Dataset items:
>>>>
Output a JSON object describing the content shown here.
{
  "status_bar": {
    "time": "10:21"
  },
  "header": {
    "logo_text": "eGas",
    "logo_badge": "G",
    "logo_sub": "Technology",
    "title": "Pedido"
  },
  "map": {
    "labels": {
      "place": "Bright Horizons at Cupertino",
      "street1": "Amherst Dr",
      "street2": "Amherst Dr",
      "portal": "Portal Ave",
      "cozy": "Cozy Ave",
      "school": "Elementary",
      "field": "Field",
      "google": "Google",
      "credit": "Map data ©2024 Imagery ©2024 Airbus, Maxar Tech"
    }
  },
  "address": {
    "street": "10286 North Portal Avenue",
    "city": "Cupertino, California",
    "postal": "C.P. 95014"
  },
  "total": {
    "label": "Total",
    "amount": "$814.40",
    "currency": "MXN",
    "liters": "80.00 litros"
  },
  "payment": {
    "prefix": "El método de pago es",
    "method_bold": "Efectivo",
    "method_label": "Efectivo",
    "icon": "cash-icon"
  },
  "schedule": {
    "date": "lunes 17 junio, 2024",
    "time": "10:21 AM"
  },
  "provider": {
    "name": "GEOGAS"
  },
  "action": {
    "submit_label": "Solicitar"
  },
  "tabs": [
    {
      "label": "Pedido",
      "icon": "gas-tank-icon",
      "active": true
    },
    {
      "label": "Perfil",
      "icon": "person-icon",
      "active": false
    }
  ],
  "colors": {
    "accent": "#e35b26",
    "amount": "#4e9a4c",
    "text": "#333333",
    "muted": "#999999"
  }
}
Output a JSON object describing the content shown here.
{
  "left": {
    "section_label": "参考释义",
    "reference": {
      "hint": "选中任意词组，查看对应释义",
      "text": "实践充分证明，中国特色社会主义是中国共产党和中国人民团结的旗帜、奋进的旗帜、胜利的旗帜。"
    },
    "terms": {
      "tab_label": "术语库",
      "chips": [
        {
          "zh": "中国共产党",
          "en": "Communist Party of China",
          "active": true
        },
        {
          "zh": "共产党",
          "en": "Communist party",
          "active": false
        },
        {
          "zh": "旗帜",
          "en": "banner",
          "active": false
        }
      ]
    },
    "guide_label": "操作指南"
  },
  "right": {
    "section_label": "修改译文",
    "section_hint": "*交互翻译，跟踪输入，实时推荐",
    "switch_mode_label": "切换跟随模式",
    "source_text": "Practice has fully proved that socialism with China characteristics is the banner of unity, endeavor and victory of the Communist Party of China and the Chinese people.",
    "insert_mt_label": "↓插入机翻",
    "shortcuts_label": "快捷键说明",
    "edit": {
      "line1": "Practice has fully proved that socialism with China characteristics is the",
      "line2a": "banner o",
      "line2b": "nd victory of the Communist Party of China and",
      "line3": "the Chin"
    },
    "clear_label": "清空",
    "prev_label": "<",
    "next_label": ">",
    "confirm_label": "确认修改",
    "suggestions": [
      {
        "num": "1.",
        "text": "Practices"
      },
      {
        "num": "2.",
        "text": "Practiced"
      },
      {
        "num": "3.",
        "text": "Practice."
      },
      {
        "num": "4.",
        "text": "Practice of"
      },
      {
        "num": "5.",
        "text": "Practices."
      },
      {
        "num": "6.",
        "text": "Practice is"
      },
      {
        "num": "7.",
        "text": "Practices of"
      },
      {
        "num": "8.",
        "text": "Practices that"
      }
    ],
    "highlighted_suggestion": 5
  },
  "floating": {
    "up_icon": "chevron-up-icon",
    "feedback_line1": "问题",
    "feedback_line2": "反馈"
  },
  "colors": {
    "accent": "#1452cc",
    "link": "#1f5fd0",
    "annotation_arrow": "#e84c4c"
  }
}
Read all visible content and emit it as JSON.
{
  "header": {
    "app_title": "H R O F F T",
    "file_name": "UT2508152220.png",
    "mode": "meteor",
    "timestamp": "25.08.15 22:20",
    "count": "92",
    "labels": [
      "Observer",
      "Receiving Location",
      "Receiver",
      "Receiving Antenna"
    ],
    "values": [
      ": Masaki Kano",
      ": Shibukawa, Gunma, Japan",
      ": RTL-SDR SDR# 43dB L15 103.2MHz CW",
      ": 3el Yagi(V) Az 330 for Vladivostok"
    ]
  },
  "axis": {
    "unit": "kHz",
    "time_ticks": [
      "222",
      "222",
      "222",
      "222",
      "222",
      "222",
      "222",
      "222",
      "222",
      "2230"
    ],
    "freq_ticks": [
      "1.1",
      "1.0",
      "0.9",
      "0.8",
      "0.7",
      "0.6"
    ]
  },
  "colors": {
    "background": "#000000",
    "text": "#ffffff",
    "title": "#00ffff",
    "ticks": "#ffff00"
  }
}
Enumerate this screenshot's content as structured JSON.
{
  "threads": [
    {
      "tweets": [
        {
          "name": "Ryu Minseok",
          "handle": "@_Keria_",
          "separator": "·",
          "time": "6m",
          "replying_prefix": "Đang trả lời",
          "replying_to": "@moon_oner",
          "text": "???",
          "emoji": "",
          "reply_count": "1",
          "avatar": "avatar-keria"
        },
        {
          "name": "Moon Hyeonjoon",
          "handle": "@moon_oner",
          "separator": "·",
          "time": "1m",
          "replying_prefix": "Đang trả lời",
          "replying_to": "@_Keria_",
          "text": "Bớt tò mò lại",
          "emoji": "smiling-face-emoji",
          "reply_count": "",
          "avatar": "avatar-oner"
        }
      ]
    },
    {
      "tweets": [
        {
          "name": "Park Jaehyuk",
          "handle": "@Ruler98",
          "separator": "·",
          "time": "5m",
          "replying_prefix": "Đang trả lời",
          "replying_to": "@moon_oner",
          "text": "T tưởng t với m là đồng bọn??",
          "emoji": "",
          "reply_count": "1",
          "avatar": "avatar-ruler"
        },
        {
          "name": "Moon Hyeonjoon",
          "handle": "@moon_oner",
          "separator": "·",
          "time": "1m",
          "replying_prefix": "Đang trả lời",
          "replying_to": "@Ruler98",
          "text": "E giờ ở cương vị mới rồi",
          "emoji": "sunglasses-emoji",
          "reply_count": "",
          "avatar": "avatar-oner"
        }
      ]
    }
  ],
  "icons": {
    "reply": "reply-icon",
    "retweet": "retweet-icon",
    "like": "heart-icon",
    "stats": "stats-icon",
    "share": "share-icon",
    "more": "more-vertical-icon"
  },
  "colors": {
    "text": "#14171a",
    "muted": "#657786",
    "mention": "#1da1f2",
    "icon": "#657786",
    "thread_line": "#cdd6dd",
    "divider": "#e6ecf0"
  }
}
<<<<
> _WHAT YOU ARE ASKED TO DO_
Write out the entries in full, exactly as given.

> _ANSWER IN FULL_
Output a JSON object describing the content shown here.
{
  "status_bar": {
    "time": "10:21"
  },
  "header": {
    "logo_text": "eGas",
    "logo_badge": "G",
    "logo_sub": "Technology",
    "title": "Pedido"
  },
  "map": {
    "labels": {
      "place": "Bright Horizons at Cupertino",
      "street1": "Amherst Dr",
      "street2": "Amherst Dr",
      "portal": "Portal Ave",
      "cozy": "Cozy Ave",
      "school": "Elementary",
      "field": "Field",
      "google": "Google",
      "credit": "Map data ©2024 Imagery ©2024 Airbus, Maxar Tech"
    }
  },
  "address": {
    "street": "10286 North Portal Avenue",
    "city": "Cupertino, California",
    "postal": "C.P. 95014"
  },
  "total": {
    "label": "Total",
    "amount": "$814.40",
    "currency": "MXN",
    "liters": "80.00 litros"
  },
  "payment": {
    "prefix": "El método de pago es",
    "method_bold": "Efectivo",
    "method_label": "Efectivo",
    "icon": "cash-icon"
  },
  "schedule": {
    "date": "lunes 17 junio, 2024",
    "time": "10:21 AM"
  },
  "provider": {
    "name": "GEOGAS"
  },
  "action": {
    "submit_label": "Solicitar"
  },
  "tabs": [
    {
      "label": "Pedido",
      "icon": "gas-tank-icon",
      "active": true
    },
    {
      "label": "Perfil",
      "icon": "person-icon",
      "active": false
    }
  ],
  "colors": {
    "accent": "#e35b26",
    "amount": "#4e9a4c",
    "text": "#333333",
    "muted": "#999999"
  }
}
Output a JSON object describing the content shown here.
{
  "left": {
    "section_label": "参考释义",
    "reference": {
      "hint": "选中任意词组，查看对应释义",
      "text": "实践充分证明，中国特色社会主义是中国共产党和中国人民团结的旗帜、奋进的旗帜、胜利的旗帜。"
    },
    "terms": {
      "tab_label": "术语库",
      "chips": [
        {
          "zh": "中国共产党",
          "en": "Communist Party of China",
          "active": true
        },
        {
          "zh": "共产党",
          "en": "Communist party",
          "active": false
        },
        {
          "zh": "旗帜",
          "en": "banner",
          "active": false
        }
      ]
    },
    "guide_label": "操作指南"
  },
  "right": {
    "section_label": "修改译文",
    "section_hint": "*交互翻译，跟踪输入，实时推荐",
    "switch_mode_label": "切换跟随模式",
    "source_text": "Practice has fully proved that socialism with China characteristics is the banner of unity, endeavor and victory of the Communist Party of China and the Chinese people.",
    "insert_mt_label": "↓插入机翻",
    "shortcuts_label": "快捷键说明",
    "edit": {
      "line1": "Practice has fully proved that socialism with China characteristics is the",
      "line2a": "banner o",
      "line2b": "nd victory of the Communist Party of China and",
      "line3": "the Chin"
    },
    "clear_label": "清空",
    "prev_label": "<",
    "next_label": ">",
    "confirm_label": "确认修改",
    "suggestions": [
      {
        "num": "1.",
        "text": "Practices"
      },
      {
        "num": "2.",
        "text": "Practiced"
      },
      {
        "num": "3.",
        "text": "Practice."
      },
      {
        "num": "4.",
        "text": "Practice of"
      },
      {
        "num": "5.",
        "text": "Practices."
      },
      {
        "num": "6.",
        "text": "Practice is"
      },
      {
        "num": "7.",
        "text": "Practices of"
      },
      {
        "num": "8.",
        "text": "Practices that"
      }
    ],
    "highlighted_suggestion": 5
  },
  "floating": {
    "up_icon": "chevron-up-icon",
    "feedback_line1": "问题",
    "feedback_line2": "反馈"
  },
  "colors": {
    "accent": "#1452cc",
    "link": "#1f5fd0",
    "annotation_arrow": "#e84c4c"
  }
}
Read all visible content and emit it as JSON.
{
  "header": {
    "app_title": "H R O F F T",
    "file_name": "UT2508152220.png",
    "mode": "meteor",
    "timestamp": "25.08.15 22:20",
    "count": "92",
    "labels": [
      "Observer",
      "Receiving Location",
      "Receiver",
      "Receiving Antenna"
    ],
    "values": [
      ": Masaki Kano",
      ": Shibukawa, Gunma, Japan",
      ": RTL-SDR SDR# 43dB L15 103.2MHz CW",
      ": 3el Yagi(V) Az 330 for Vladivostok"
    ]
  },
  "axis": {
    "unit": "kHz",
    "time_ticks": [
      "222",
      "222",
      "222",
      "222",
      "222",
      "222",
      "222",
      "222",
      "222",
      "2230"
    ],
    "freq_ticks": [
      "1.1",
      "1.0",
      "0.9",
      "0.8",
      "0.7",
      "0.6"
    ]
  },
  "colors": {
    "background": "#000000",
    "text": "#ffffff",
    "title": "#00ffff",
    "ticks": "#ffff00"
  }
}
Enumerate this screenshot's content as structured JSON.
{
  "threads": [
    {
      "tweets": [
        {
          "name": "Ryu Minseok",
          "handle": "@_Keria_",
          "separator": "·",
          "time": "6m",
          "replying_prefix": "Đang trả lời",
          "replying_to": "@moon_oner",
          "text": "???",
          "emoji": "",
          "reply_count": "1",
          "avatar": "avatar-keria"
        },
        {
          "name": "Moon Hyeonjoon",
          "handle": "@moon_oner",
          "separator": "·",
          "time": "1m",
          "replying_prefix": "Đang trả lời",
          "replying_to": "@_Keria_",
          "text": "Bớt tò mò lại",
          "emoji": "smiling-face-emoji",
          "reply_count": "",
          "avatar": "avatar-oner"
        }
      ]
    },
    {
      "tweets": [
        {
          "name": "Park Jaehyuk",
          "handle": "@Ruler98",
          "separator": "·",
          "time": "5m",
          "replying_prefix": "Đang trả lời",
          "replying_to": "@moon_oner",
          "text": "T tưởng t với m là đồng bọn??",
          "emoji": "",
          "reply_count": "1",
          "avatar": "avatar-ruler"
        },
        {
          "name": "Moon Hyeonjoon",
          "handle": "@moon_oner",
          "separator": "·",
          "time": "1m",
          "replying_prefix": "Đang trả lời",
          "replying_to": "@Ruler98",
          "text": "E giờ ở cương vị mới rồi",
          "emoji": "sunglasses-emoji",
          "reply_count": "",
          "avatar": "avatar-oner"
        }
      ]
    }
  ],
  "icons": {
    "reply": "reply-icon",
    "retweet": "retweet-icon",
    "like": "heart-icon",
    "stats": "stats-icon",
    "share": "share-icon",
    "more": "more-vertical-icon"
  },
  "colors": {
    "text": "#14171a",
    "muted": "#657786",
    "mention": "#1da1f2",
    "icon": "#657786",
    "thread_line": "#cdd6dd",
    "divider": "#e6ecf0"
  }
}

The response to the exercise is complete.